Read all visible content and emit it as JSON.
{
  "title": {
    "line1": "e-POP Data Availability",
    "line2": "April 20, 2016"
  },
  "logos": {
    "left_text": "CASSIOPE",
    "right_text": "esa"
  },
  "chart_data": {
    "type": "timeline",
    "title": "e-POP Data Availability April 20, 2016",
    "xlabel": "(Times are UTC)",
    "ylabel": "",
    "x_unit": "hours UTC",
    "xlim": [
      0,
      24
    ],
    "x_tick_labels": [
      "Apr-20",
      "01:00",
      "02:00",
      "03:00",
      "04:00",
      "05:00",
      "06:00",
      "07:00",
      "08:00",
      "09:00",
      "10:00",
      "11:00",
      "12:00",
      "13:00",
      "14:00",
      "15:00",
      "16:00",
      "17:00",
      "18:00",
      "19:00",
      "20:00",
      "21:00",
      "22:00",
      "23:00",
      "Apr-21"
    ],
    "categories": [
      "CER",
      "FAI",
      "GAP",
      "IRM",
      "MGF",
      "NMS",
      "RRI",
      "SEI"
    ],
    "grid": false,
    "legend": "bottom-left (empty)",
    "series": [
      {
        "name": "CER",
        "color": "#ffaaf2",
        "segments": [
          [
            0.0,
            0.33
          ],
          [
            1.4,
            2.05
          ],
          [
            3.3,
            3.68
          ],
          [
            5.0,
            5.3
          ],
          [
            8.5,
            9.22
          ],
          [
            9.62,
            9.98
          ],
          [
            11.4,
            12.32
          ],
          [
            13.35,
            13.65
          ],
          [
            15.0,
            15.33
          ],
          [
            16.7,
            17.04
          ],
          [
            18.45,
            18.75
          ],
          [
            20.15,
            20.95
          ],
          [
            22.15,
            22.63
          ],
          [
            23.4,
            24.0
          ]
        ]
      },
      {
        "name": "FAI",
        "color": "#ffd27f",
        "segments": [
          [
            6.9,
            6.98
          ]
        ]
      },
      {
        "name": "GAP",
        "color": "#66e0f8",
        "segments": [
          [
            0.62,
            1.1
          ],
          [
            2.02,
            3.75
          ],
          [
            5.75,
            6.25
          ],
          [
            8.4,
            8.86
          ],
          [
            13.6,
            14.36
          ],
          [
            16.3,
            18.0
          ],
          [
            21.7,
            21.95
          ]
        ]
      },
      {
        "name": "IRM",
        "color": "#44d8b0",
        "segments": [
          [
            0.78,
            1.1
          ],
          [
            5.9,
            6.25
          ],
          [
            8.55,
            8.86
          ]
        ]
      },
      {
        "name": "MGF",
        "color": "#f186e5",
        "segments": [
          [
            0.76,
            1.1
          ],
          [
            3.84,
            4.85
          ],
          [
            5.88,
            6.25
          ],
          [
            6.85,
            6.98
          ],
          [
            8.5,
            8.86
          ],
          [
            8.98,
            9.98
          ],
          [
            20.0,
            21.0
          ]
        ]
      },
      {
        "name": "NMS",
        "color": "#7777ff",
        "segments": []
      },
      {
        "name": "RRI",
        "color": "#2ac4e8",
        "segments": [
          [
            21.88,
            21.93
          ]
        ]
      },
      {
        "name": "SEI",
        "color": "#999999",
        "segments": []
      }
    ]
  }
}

---+---

» **What you should do**: Write out the full listing exactly as given.

» **Written answer**:
Read all visible content and emit it as JSON.
{
  "title": {
    "line1": "e-POP Data Availability",
    "line2": "April 20, 2016"
  },
  "logos": {
    "left_text": "CASSIOPE",
    "right_text": "esa"
  },
  "chart_data": {
    "type": "timeline",
    "title": "e-POP Data Availability April 20, 2016",
    "xlabel": "(Times are UTC)",
    "ylabel": "",
    "x_unit": "hours UTC",
    "xlim": [
      0,
      24
    ],
    "x_tick_labels": [
      "Apr-20",
      "01:00",
      "02:00",
      "03:00",
      "04:00",
      "05:00",
      "06:00",
      "07:00",
      "08:00",
      "09:00",
      "10:00",
      "11:00",
      "12:00",
      "13:00",
      "14:00",
      "15:00",
      "16:00",
      "17:00",
      "18:00",
      "19:00",
      "20:00",
      "21:00",
      "22:00",
      "23:00",
      "Apr-21"
    ],
    "categories": [
      "CER",
      "FAI",
      "GAP",
      "IRM",
      "MGF",
      "NMS",
      "RRI",
      "SEI"
    ],
    "grid": false,
    "legend": "bottom-left (empty)",
    "series": [
      {
        "name": "CER",
        "color": "#ffaaf2",
        "segments": [
          [
            0.0,
            0.33
          ],
          [
            1.4,
            2.05
          ],
          [
            3.3,
            3.68
          ],
          [
            5.0,
            5.3
          ],
          [
            8.5,
            9.22
          ],
          [
            9.62,
            9.98
          ],
          [
            11.4,
            12.32
          ],
          [
            13.35,
            13.65
          ],
          [
            15.0,
            15.33
          ],
          [
            16.7,
            17.04
          ],
          [
            18.45,
            18.75
          ],
          [
            20.15,
            20.95
          ],
          [
            22.15,
            22.63
          ],
          [
            23.4,
            24.0
          ]
        ]
      },
      {
        "name": "FAI",
        "color": "#ffd27f",
        "segments": [
          [
            6.9,
            6.98
          ]
        ]
      },
      {
        "name": "GAP",
        "color": "#66e0f8",
        "segments": [
          [
            0.62,
            1.1
          ],
          [
            2.02,
            3.75
          ],
          [
            5.75,
            6.25
          ],
          [
            8.4,
            8.86
          ],
          [
            13.6,
            14.36
          ],
          [
            16.3,
            18.0
          ],
          [
            21.7,
            21.95
          ]
        ]
      },
      {
        "name": "IRM",
        "color": "#44d8b0",
        "segments": [
          [
            0.78,
            1.1
          ],
          [
            5.9,
            6.25
          ],
          [
            8.55,
            8.86
          ]
        ]
      },
      {
        "name": "MGF",
        "color": "#f186e5",
        "segments": [
          [
            0.76,
            1.1
          ],
          [
            3.84,
            4.85
          ],
          [
            5.88,
            6.25
          ],
          [
            6.85,
            6.98
          ],
          [
            8.5,
            8.86
          ],
          [
            8.98,
            9.98
          ],
          [
            20.0,
            21.0
          ]
        ]
      },
      {
        "name": "NMS",
        "color": "#7777ff",
        "segments": []
      },
      {
        "name": "RRI",
        "color": "#2ac4e8",
        "segments": [
          [
            21.88,
            21.93
          ]
        ]
      },
      {
        "name": "SEI",
        "color": "#999999",
        "segments": []
      }
    ]
  }
}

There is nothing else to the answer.